**学習用本文:**
ドイツ連邦統計局が8日発表した2017年の貿易黒字(暫定値)は2,449億ユーロとなり、過去最高となった前年を1.6%下回った。貿易黒字の減少は8年ぶり。輸出高は6.3%増の1兆2,794億ユーロへと拡大したものの、輸入高が8.3%増の1兆346億ユーロとより高い伸びを記録したことから、同黒字幅が縮小した。輸出高と輸入高はこれまでに引き続き過去最高を更新している。
経常黒字は0.8%減の2,571億ユーロへとやや低下した。貿易黒字の縮小のほか、居住者と非居住者との間の対価を伴わない資産の提供に係る収支状況を示す第二次所得収支で赤字幅が400億ユーロから523億ユーロへと拡大したことが響いた。対外金融債権・債務から生じる利子・配当金などの収支状況を示す第一次所得収支では黒字幅が521億ユーロから606億ユーロへと増加した。
輸出高を地域別でみると、伸び率が最も大きかったのはユーロ加盟国向けで、前年比7.0%増の4,714億ユーロへと拡大した。ユーロ圏経済の加速が反映された格好。欧州連合(EU)のユーロ非加盟国は同5.1%増の2,787億ユーロ、EU域外は6.3%増の5,294億ユーロだった。輸出に占める各地域の割合はユーロ圏が36.8%、EUのユーロ非加盟国が21.8%、EU域外が41.4%となっている。

**実施課題:**
- a) ドイツ貿易統計の記事によると、2017年のドイツの貿易黒字(暫定値)はいくらか答えよ。
- b) ドイツ貿易統計の記事で、輸出高を地域別にみる際に用いられている地域区分をすべて挙げよ。
- c) ドイツ貿易統計の記事を、最後の文の後から書き進めよ。

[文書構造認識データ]
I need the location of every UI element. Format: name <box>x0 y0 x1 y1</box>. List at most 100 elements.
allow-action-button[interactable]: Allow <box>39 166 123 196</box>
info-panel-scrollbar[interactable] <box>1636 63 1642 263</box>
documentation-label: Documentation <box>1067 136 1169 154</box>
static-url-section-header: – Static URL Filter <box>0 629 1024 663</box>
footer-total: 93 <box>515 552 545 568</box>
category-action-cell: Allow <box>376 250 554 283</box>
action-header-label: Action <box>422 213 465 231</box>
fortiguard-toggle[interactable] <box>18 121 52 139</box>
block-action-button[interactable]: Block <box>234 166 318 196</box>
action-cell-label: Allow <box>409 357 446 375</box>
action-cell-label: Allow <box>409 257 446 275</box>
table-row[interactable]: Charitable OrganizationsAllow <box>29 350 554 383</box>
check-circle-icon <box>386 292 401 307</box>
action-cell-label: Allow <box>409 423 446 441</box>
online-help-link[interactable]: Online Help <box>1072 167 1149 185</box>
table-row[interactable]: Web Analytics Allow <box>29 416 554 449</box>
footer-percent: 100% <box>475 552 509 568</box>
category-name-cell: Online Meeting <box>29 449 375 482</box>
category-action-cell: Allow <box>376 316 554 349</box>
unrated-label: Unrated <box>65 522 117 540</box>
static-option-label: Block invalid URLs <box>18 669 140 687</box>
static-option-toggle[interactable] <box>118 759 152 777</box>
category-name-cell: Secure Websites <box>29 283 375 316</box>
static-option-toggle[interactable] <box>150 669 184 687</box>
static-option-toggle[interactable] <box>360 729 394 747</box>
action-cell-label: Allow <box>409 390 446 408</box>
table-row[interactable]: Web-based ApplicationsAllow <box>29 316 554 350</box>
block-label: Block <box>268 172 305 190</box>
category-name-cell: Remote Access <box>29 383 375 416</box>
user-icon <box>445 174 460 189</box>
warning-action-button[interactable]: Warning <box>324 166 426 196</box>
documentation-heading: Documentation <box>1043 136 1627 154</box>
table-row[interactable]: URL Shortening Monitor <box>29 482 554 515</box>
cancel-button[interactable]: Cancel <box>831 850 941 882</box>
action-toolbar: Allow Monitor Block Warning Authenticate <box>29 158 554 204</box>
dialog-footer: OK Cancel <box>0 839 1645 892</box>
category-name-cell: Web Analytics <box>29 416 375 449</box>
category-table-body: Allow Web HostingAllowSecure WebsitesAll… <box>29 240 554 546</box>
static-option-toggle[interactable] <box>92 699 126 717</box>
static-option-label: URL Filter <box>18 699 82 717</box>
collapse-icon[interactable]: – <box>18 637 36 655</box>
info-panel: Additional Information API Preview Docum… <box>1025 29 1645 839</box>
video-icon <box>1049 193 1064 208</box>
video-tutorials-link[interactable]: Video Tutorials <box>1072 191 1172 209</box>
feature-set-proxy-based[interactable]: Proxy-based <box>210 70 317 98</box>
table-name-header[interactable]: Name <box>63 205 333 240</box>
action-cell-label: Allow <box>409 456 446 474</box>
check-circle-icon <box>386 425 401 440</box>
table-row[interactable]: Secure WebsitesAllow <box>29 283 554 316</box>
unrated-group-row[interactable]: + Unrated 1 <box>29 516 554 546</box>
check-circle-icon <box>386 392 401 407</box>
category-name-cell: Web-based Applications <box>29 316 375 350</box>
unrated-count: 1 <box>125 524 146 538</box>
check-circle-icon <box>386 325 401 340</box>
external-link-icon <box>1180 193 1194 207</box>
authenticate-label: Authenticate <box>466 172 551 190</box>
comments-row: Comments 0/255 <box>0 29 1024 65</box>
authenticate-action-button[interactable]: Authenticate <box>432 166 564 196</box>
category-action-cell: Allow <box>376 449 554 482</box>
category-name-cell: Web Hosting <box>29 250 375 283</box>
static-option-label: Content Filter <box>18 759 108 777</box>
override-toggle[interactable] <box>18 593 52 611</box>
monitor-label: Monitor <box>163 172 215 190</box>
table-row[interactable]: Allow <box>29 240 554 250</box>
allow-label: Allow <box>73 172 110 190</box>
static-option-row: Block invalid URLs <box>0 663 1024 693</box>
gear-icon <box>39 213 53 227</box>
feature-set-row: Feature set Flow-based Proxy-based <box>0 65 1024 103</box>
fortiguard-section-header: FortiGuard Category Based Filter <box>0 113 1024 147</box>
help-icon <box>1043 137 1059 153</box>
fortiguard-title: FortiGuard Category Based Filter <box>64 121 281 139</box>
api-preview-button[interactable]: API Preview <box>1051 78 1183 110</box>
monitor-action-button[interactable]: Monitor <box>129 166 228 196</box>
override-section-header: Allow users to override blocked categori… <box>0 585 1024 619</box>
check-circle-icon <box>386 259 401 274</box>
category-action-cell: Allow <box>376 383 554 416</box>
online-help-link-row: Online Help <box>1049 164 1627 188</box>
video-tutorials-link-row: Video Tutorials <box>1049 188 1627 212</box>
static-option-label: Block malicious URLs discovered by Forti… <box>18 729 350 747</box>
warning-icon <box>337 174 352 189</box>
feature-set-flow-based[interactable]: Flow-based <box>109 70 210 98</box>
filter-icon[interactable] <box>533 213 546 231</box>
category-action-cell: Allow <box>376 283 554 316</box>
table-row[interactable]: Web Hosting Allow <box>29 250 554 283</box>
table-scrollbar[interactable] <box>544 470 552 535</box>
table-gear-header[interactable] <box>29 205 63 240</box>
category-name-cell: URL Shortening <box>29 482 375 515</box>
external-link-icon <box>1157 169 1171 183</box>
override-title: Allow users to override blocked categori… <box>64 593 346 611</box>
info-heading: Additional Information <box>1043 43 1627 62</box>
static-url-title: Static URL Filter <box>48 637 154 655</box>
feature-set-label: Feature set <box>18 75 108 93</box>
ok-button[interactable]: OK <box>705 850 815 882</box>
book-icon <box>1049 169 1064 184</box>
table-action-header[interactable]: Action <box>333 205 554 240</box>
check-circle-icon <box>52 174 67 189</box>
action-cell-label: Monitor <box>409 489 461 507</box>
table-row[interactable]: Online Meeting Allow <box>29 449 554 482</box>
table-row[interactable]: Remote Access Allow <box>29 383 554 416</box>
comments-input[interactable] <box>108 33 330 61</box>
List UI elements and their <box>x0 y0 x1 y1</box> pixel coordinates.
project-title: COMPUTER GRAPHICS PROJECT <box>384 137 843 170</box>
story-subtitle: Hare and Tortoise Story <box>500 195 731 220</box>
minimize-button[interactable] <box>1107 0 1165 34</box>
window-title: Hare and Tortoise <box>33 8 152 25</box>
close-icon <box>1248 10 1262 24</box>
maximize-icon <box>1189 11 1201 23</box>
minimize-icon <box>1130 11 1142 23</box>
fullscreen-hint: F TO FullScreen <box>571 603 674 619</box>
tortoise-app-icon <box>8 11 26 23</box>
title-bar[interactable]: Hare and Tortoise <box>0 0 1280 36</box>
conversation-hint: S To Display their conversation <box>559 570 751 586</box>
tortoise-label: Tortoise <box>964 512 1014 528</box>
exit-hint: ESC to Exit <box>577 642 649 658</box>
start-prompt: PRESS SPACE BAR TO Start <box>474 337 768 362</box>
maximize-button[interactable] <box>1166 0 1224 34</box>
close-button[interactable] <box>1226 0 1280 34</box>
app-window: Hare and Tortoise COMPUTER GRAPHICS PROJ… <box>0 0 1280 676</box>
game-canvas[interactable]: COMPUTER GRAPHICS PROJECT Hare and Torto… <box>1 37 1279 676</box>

**解答一覧:**
- a) 2,449億ユーロ

- b) ユーロ加盟国、EUのユーロ非加盟国、EU域外

- c)
輸入高ではEUのユーロ非加盟国(9.5%増の2,231億ユーロ)の伸び率が最も大きく、これにEU域外(9.1%増の3,521億ユーロ)、ユーロ圏(7.2%増の4,594億ユーロ)が続いた。輸入に占める割合はユーロ圏が44.4%、EUのユーロ非加盟国が21.6%、EU域外が34.0%だった。
ドイツはこれら3地域との貿易ですべて黒字を計上した。貿易黒字幅は対EU域外がダントツで大きく1,773億ユーロに上る。EUのユーロ非加盟国は同556億ユーロ。ユーロ圏は120億ユーロと比較的少ない。
17年12月の輸出高は1,009億ユーロで、前年同月を3.9%上回った。輸入高は5.0%増の827億ユーロで、貿易黒字は前年同月の183億ユーロから182億ユーロへとやや減少した。経常黒字はサービス収支と第一次所得収支が増加したことから、249億ユーロから278億ユーロへと拡大した。